— REQUIREMENT —
Your task is to copy each line that has the word "Общероссийскому".

Records from a data collection
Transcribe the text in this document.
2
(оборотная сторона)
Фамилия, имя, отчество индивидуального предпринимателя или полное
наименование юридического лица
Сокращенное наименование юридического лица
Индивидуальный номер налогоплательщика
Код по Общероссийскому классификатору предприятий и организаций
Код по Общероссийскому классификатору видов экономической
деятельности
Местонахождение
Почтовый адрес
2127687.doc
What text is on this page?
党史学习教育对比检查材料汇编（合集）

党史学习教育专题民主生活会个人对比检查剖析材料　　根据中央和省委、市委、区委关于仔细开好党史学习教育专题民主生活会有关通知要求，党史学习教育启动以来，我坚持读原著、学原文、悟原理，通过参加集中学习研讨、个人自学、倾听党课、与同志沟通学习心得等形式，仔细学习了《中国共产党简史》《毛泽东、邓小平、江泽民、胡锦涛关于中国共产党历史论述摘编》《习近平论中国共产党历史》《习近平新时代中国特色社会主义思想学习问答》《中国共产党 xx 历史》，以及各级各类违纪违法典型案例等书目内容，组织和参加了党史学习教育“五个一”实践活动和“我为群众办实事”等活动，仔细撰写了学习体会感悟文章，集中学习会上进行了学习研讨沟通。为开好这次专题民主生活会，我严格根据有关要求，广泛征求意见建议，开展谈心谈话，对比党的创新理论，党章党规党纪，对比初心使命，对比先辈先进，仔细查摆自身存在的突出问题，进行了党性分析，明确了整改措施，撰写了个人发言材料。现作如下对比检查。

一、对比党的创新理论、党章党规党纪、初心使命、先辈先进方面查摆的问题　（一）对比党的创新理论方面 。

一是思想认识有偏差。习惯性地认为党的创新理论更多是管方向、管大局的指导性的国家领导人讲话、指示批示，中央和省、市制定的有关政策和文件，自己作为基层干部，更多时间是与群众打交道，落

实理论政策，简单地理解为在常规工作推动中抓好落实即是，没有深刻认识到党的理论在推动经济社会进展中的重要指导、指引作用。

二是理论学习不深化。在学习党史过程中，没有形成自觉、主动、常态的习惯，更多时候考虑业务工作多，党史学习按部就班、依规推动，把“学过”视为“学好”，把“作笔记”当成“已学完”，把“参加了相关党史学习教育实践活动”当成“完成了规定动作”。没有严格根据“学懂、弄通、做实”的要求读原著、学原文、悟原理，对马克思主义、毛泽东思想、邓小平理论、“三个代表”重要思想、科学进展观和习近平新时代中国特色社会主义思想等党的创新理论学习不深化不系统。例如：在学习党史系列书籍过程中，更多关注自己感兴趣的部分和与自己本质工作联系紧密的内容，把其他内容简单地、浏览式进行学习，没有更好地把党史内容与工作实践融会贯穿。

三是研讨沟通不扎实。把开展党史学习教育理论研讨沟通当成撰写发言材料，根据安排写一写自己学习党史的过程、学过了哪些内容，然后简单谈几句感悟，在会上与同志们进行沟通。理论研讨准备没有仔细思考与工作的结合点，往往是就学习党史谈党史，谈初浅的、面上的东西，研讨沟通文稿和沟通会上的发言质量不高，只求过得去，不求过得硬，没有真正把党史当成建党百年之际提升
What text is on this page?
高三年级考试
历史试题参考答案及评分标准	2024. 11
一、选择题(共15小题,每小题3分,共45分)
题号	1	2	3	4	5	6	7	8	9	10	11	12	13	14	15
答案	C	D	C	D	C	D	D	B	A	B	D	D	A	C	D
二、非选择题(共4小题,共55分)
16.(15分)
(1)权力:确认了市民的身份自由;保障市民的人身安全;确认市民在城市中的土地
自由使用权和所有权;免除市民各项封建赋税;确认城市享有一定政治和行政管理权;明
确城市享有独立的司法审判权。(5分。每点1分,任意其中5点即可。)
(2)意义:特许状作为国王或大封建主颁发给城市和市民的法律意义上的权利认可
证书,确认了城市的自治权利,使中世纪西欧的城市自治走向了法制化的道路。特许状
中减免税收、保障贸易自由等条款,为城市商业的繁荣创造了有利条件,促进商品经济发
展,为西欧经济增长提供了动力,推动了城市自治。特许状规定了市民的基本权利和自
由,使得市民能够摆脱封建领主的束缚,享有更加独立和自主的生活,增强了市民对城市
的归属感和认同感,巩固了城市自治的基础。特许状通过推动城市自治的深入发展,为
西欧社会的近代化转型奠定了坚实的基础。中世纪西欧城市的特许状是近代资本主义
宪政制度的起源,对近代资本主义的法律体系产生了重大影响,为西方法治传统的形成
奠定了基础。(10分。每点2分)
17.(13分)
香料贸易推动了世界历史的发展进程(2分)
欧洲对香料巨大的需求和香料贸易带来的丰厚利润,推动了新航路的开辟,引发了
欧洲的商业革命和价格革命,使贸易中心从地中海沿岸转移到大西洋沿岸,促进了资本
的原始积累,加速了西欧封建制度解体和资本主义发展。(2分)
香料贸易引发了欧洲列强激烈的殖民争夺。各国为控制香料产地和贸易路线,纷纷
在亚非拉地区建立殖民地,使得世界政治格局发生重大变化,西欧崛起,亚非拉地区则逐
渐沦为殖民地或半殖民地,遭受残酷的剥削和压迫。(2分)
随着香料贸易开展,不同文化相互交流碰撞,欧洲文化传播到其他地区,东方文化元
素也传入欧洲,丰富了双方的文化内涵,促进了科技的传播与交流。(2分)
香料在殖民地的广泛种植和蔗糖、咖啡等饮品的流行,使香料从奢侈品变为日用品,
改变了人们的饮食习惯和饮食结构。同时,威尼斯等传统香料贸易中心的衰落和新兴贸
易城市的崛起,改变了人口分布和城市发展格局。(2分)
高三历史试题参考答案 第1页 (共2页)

— EXERCISE RESULT —
Код по Общероссийскому классификатору предприятий и организаций
Код по Общероссийскому классификатору видов экономической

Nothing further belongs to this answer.